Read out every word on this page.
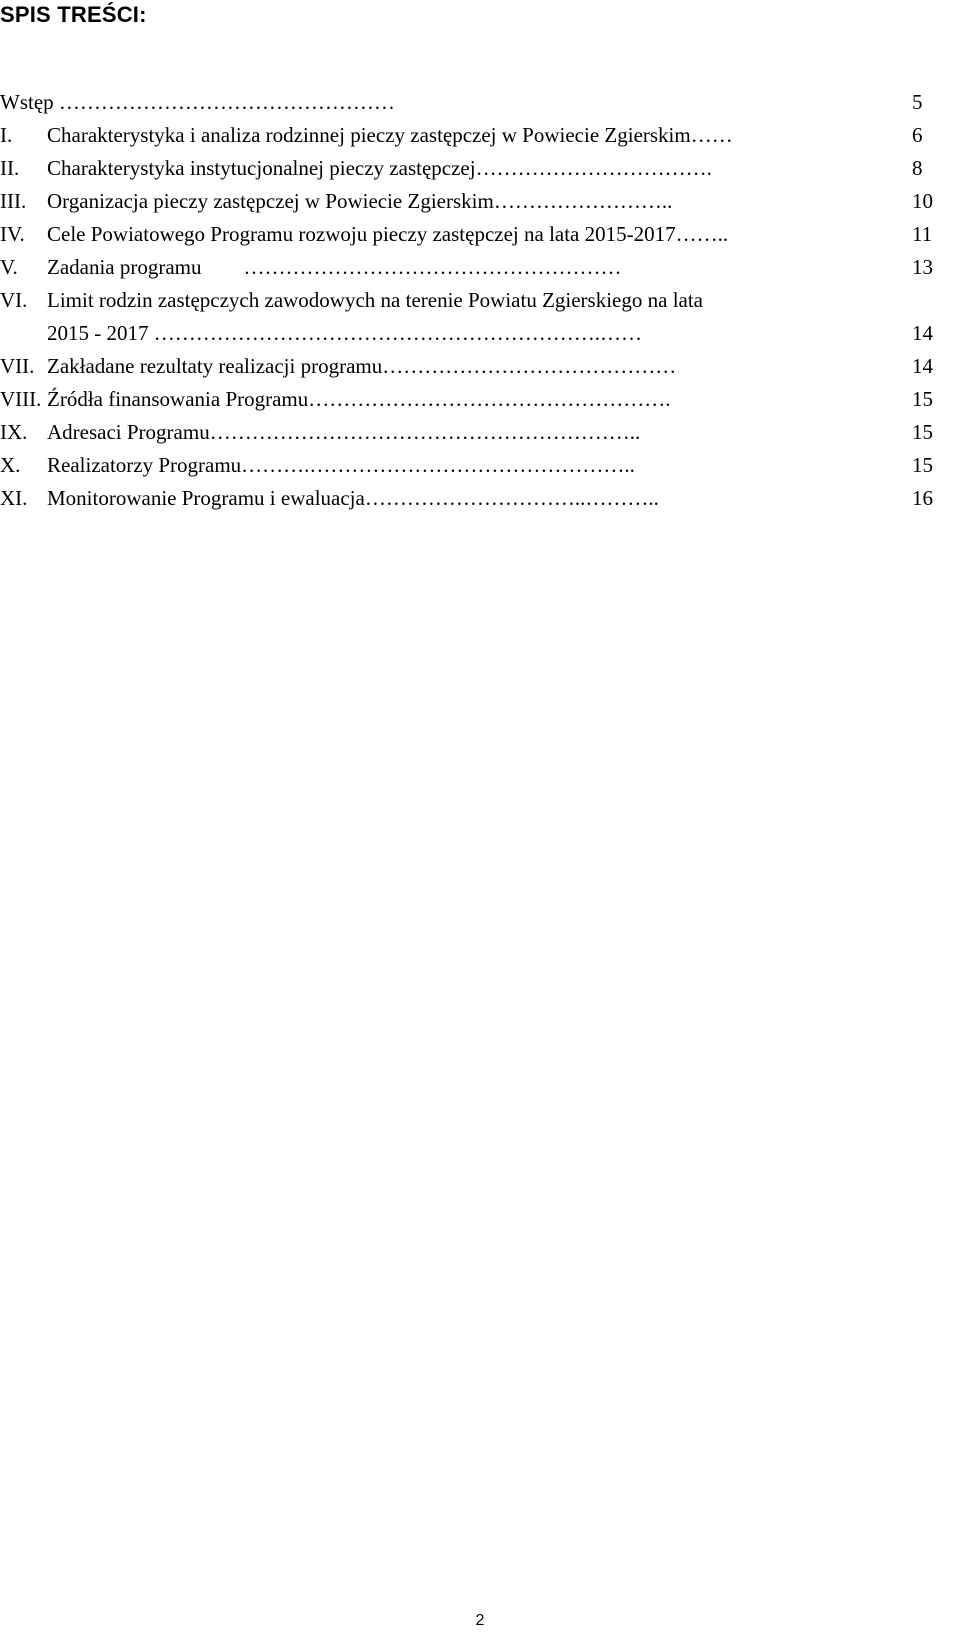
SPIS TREŚCI:
Wstęp …………………………………………	5
I. Charakterystyka i analiza rodzinnej pieczy zastępczej w Powiecie Zgierskim……	6
II. Charakterystyka instytucjonalnej pieczy zastępczej…………………………….	8
III. Organizacja pieczy zastępczej w Powiecie Zgierskim……………………..	10
IV. Cele Powiatowego Programu rozwoju pieczy zastępczej na lata 2015-2017……..	11
V. Zadania programu        ………………………………………………	13
VI. Limit rodzin zastępczych zawodowych na terenie Powiatu Zgierskiego na lata
2015 - 2017 ……………………………………………………….……	14
VII. Zakładane rezultaty realizacji programu……………………………………	14
VIII. Źródła finansowania Programu…………………………………………….	15
IX. Adresaci Programu……………………………………………………..	15
X. Realizatorzy Programu……….………………………………………..	15
XI. Monitorowanie Programu i ewaluacja…………………………..………..	16
2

====

* [CHALLENGE]
In the records above, find each line holding "lata" and copy it.

* [RIGHT ANSWER]
IV. Cele Powiatowego Programu rozwoju pieczy zastępczej na lata 2015-2017……..	11
VI. Limit rodzin zastępczych zawodowych na terenie Powiatu Zgierskiego na lata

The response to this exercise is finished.